## START Records shown

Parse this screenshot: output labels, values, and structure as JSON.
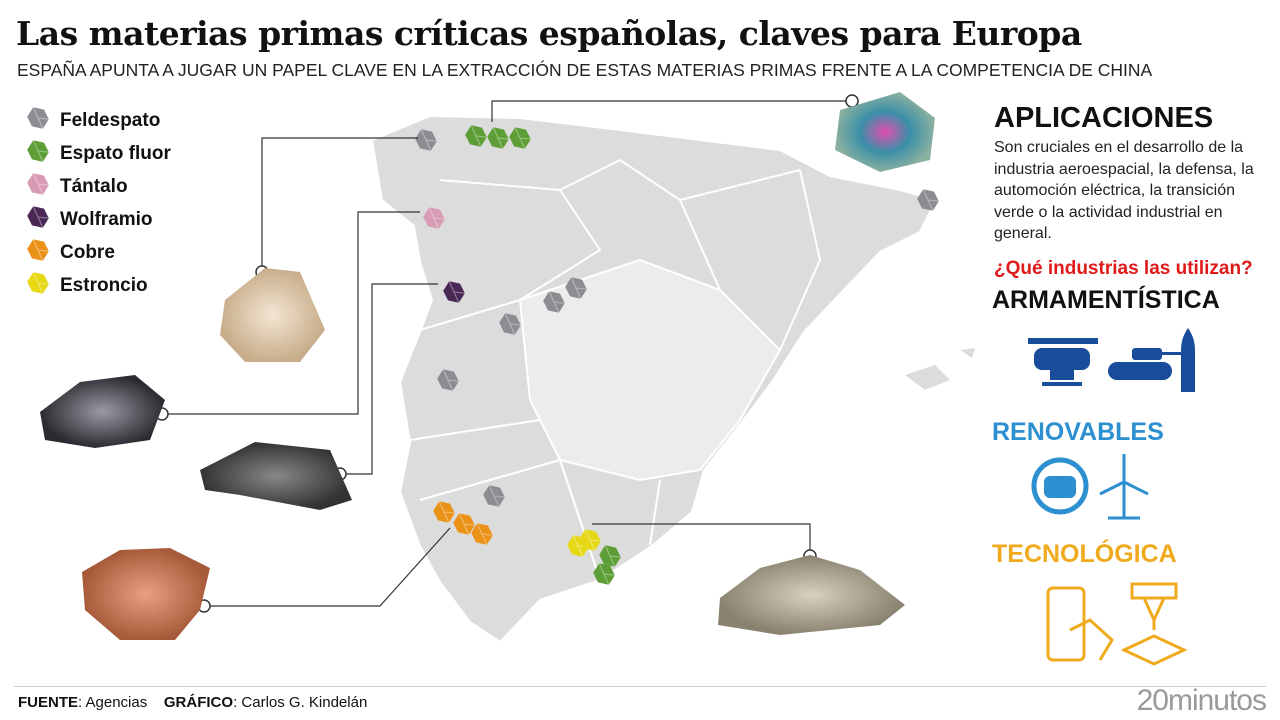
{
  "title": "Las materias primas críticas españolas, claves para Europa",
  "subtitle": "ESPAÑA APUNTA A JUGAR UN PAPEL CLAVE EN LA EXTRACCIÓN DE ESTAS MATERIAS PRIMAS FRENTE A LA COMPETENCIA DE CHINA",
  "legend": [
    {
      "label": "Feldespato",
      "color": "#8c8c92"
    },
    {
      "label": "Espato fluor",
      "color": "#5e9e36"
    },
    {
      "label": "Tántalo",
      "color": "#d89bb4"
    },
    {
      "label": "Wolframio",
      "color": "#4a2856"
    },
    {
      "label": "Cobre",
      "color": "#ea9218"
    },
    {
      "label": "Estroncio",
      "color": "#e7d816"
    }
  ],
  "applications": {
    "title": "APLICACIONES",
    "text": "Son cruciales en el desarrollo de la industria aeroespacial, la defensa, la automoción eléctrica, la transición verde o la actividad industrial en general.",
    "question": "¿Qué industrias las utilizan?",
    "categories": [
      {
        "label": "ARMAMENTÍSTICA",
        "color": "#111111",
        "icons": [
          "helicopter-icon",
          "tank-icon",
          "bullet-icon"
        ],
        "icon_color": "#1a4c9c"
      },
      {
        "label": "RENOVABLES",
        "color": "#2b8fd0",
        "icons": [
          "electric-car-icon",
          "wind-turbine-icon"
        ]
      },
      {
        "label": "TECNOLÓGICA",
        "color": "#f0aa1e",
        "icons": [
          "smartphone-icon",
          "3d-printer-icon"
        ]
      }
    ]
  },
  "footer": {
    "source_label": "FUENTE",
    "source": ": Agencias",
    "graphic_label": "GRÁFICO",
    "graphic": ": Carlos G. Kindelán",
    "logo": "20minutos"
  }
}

## END Records shown

#### Stated problem
Copy the material above exactly and drop the pictures.

#### Correct result
Parse this screenshot: output labels, values, and structure as JSON.
{
  "title": "Las materias primas críticas españolas, claves para Europa",
  "subtitle": "ESPAÑA APUNTA A JUGAR UN PAPEL CLAVE EN LA EXTRACCIÓN DE ESTAS MATERIAS PRIMAS FRENTE A LA COMPETENCIA DE CHINA",
  "legend": [
    {
      "label": "Feldespato",
      "color": "#8c8c92"
    },
    {
      "label": "Espato fluor",
      "color": "#5e9e36"
    },
    {
      "label": "Tántalo",
      "color": "#d89bb4"
    },
    {
      "label": "Wolframio",
      "color": "#4a2856"
    },
    {
      "label": "Cobre",
      "color": "#ea9218"
    },
    {
      "label": "Estroncio",
      "color": "#e7d816"
    }
  ],
  "applications": {
    "title": "APLICACIONES",
    "text": "Son cruciales en el desarrollo de la industria aeroespacial, la defensa, la automoción eléctrica, la transición verde o la actividad industrial en general.",
    "question": "¿Qué industrias las utilizan?",
    "categories": [
      {
        "label": "ARMAMENTÍSTICA",
        "color": "#111111",
        "icons": [
          "helicopter-icon",
          "tank-icon",
          "bullet-icon"
        ],
        "icon_color": "#1a4c9c"
      },
      {
        "label": "RENOVABLES",
        "color": "#2b8fd0",
        "icons": [
          "electric-car-icon",
          "wind-turbine-icon"
        ]
      },
      {
        "label": "TECNOLÓGICA",
        "color": "#f0aa1e",
        "icons": [
          "smartphone-icon",
          "3d-printer-icon"
        ]
      }
    ]
  },
  "footer": {
    "source_label": "FUENTE",
    "source": ": Agencias",
    "graphic_label": "GRÁFICO",
    "graphic": ": Carlos G. Kindelán",
    "logo": "20minutos"
  }
}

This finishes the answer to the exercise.